Extract provided.
● ● ● ● ● ● ●
Navigating Data With SafeMeasures® Maps

Our Staff


Navigating Data With SafeMeasures® Maps

Sarah Hesse, Business Analyst, NCCD

As we often assert, a primary goal of SafeMeasures® is to provide people with data in a way that supports their work. A great example is our maps, which we added to SafeMeasures in 2006—initially to show where foster care children are placed and where referrals occur.

Since we added maps to SafeMeasures, it has been fascinating to watch users embrace this feature and come up with innovative ways of using it. Almost immediately after maps were introduced, one of our California users approached us to see if we could plot wildfires on a map of children’s locations; he thought it would be extremely valuable in his agency’s disaster readiness efforts. Always up for a challenge, our SafeMeasures developer Tim Connell poked around to see what natural event data he could get his hands on, and the disaster map—as we have come to call it—was born.

One useful feature of the disaster map is a “rip and run” list, which allows users to generate a list of clients within a selected area. In minutes, a user is able to log onto SafeMeasures, identify the location of an event, generate a list of affected children, and disseminate the information. Over time, the disaster map has grown beyond wildfires to include flood warnings, tornados, earthquakes, hurricanes, and even tsunamis. Users can receive email alerts when children’s addresses are in close proximity to one of these events. This innovative use of data has been recognized by Esri, a major provider of mapping tools.

Over the years, our users have continued to approach us with ideas on how to further leverage the maps’ utility. One agency asked for a map that showed the saturation of referrals for each census tract in the state. Other clients use the map to help plan out client visits to cut down on travel time. Others have asked us to develop a way to display school attendance zones to help keep foster care children in their current schools.

Considering how much our mapping service has evolved in just a few years, it is safe to say that we have only scratched the surface of what mapping can do to help our clients. We envision maps helping with resource planning, such as identifying areas that need more facilities or foster homes to focus recruitment efforts. We also see promise in using mapped data to identify “hotspot” neighborhoods that would benefit from more community resources.

However the maps evolve, we will be listening to our clients to make sure SafeMeasures adapts in ways that continue to provide users with accessible, actionable data.

Sarah Hesse is a business analyst at NCCD.
● ● ● ● ● ● ●
Information shown.
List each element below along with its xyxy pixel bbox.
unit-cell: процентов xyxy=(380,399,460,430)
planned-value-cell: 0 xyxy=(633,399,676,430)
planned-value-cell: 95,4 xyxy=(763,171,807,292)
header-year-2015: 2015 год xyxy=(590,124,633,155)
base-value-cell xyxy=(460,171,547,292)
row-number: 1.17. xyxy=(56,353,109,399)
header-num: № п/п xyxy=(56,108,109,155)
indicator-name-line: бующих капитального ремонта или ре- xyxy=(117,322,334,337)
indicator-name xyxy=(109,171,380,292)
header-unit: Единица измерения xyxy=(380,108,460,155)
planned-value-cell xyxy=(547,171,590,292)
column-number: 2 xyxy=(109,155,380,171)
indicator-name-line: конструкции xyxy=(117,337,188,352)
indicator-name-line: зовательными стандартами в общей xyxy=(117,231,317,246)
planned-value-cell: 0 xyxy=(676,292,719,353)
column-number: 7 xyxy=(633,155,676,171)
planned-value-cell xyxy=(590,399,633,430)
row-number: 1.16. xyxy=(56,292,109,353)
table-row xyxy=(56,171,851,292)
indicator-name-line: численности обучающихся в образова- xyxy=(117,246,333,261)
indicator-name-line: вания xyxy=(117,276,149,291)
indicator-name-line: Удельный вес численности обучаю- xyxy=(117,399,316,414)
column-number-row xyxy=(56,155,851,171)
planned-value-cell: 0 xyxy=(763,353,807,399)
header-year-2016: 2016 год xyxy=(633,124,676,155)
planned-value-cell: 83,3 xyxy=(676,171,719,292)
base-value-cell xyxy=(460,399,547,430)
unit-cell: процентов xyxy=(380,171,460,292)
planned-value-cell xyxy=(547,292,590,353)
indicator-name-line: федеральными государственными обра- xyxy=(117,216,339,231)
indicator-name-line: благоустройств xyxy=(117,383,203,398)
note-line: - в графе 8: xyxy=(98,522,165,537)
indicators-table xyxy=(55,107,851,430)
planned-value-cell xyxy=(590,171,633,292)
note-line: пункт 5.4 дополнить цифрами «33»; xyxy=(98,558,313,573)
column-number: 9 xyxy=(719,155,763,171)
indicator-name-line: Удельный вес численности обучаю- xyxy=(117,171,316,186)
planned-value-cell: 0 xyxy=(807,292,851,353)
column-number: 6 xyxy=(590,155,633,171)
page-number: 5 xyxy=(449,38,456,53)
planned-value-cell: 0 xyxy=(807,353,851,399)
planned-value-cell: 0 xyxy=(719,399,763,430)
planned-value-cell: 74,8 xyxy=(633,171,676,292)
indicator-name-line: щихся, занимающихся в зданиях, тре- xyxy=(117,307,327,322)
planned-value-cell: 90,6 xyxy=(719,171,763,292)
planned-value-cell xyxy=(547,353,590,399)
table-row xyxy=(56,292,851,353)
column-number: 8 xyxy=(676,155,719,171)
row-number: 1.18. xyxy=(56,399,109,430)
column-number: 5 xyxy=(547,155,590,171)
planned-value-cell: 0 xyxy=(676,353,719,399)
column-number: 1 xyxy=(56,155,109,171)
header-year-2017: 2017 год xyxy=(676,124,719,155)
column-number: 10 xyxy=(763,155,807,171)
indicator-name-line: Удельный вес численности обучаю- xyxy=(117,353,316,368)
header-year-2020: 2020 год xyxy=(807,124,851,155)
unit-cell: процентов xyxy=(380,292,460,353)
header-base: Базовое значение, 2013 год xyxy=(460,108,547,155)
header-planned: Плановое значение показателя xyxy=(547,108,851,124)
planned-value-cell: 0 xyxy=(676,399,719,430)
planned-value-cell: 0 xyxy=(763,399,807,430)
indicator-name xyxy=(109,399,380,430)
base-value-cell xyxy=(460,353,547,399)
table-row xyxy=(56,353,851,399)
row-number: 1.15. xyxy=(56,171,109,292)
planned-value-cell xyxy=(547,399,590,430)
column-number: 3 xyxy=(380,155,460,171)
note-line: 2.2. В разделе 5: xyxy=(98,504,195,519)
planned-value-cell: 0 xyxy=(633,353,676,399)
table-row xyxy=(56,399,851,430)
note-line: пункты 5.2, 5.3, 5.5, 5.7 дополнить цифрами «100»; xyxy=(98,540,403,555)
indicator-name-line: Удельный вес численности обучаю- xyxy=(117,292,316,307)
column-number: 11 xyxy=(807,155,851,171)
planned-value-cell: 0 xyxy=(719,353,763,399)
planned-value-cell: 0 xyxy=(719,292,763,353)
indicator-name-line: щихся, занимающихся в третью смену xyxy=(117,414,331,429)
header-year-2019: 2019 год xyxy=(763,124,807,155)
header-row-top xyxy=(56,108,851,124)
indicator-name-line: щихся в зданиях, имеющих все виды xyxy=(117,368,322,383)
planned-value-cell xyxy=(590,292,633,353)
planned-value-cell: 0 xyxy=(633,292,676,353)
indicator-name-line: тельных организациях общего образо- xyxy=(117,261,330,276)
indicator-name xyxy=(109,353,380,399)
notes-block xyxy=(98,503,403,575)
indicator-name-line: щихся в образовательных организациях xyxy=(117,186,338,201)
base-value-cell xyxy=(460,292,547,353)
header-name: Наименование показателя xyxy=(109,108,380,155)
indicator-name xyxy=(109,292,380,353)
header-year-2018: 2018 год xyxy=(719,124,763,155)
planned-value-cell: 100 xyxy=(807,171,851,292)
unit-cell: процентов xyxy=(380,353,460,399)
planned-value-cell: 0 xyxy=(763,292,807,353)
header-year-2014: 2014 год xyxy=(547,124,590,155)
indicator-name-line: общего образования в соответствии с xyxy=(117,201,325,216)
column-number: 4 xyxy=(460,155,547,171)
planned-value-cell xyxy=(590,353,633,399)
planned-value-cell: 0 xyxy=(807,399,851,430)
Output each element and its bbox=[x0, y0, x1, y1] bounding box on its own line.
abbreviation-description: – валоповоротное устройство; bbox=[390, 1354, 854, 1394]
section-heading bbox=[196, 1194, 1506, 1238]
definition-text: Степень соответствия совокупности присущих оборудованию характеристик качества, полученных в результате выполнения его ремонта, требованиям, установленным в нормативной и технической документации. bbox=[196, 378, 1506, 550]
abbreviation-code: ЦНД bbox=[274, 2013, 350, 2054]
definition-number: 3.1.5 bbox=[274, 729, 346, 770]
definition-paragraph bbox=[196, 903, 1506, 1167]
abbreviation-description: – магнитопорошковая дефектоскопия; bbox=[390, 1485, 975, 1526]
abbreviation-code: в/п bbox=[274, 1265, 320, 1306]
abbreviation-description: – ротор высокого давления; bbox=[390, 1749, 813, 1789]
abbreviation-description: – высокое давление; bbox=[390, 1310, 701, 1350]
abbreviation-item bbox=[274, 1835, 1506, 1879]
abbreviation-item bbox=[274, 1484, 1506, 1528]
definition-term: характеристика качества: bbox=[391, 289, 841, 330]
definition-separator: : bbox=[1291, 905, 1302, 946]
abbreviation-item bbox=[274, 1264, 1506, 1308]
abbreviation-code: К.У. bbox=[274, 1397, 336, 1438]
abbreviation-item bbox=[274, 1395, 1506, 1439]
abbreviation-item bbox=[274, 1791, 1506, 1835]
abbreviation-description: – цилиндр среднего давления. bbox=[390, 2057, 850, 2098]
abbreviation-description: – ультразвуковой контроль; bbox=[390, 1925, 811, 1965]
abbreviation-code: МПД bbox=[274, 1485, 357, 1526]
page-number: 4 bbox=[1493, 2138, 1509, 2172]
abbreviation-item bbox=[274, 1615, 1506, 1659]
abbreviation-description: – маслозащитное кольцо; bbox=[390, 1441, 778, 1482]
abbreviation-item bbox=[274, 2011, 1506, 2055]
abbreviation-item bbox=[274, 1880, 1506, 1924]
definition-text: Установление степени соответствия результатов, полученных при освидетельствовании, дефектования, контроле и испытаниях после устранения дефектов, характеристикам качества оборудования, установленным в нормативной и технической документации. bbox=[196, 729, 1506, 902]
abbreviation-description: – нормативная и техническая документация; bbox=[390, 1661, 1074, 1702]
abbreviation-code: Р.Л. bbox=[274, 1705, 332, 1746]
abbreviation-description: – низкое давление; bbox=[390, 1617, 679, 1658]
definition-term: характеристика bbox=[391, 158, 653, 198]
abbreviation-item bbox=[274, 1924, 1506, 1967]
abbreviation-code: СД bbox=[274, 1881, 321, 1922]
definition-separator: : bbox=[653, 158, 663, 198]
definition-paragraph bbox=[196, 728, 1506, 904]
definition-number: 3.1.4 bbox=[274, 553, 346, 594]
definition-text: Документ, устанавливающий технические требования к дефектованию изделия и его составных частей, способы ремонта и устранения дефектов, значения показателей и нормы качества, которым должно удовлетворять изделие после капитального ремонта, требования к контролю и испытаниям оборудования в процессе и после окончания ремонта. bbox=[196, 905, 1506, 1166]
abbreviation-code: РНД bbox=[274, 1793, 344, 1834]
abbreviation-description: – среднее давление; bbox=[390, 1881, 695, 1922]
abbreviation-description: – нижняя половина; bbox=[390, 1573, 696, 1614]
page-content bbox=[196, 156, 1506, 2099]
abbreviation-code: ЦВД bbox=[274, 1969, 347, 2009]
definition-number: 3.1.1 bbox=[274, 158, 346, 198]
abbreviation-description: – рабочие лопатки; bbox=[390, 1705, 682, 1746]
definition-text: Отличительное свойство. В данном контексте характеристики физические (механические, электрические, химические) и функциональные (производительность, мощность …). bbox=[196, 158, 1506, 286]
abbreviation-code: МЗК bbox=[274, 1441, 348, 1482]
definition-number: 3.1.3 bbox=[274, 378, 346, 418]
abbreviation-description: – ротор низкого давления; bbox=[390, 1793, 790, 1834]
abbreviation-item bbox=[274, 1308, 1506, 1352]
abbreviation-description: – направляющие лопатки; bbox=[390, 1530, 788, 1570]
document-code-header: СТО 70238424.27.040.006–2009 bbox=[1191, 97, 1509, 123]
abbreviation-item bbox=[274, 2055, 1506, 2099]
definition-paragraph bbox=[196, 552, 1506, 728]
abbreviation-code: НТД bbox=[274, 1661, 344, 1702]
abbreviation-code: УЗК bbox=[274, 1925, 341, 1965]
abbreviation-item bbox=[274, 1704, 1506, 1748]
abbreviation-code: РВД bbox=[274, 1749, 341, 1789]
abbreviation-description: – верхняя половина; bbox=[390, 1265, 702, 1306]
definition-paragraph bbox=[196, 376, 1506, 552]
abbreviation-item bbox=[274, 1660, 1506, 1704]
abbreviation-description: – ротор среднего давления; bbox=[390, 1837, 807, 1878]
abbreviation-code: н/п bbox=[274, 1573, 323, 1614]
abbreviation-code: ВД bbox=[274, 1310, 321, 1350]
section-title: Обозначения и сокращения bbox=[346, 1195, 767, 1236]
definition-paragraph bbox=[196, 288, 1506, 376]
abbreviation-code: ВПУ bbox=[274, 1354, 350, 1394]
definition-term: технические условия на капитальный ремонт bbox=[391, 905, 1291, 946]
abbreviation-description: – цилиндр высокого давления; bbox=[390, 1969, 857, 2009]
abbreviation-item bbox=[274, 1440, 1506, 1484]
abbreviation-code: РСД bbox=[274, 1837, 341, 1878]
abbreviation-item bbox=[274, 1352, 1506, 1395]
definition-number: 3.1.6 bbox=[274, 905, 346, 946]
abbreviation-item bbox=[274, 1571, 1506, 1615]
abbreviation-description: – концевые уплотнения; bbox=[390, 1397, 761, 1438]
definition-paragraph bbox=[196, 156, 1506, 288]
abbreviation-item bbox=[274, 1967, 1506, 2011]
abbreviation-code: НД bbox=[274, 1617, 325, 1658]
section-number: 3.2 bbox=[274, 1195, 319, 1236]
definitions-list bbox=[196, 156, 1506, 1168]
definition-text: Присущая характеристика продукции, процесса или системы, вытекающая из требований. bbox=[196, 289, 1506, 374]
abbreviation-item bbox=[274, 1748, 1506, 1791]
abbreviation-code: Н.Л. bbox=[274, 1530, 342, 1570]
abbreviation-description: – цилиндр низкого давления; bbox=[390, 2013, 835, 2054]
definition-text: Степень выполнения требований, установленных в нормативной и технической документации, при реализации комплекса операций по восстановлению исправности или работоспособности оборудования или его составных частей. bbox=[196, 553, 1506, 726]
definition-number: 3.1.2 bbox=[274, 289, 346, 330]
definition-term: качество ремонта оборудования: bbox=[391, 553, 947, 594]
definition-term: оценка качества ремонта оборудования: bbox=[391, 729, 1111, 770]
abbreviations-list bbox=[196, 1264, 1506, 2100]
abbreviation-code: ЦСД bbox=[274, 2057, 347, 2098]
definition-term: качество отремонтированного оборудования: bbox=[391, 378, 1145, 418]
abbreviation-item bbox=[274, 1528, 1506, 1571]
● ● ● ● ● ● ●
Rewrite the SafeMeasures maps article from "Over the years, our" to "their current schools.", putting "county" in place of "census tract". The items come from a separate source.

Over the years, our users have continued to approach us with ideas on how to further leverage the maps’ utility. One agency asked for a map that showed the saturation of referrals for each county in the state. Other clients use the map to help plan out client visits to cut down on travel time. Others have asked us to develop a way to display school attendance zones to help keep foster care children in their current schools.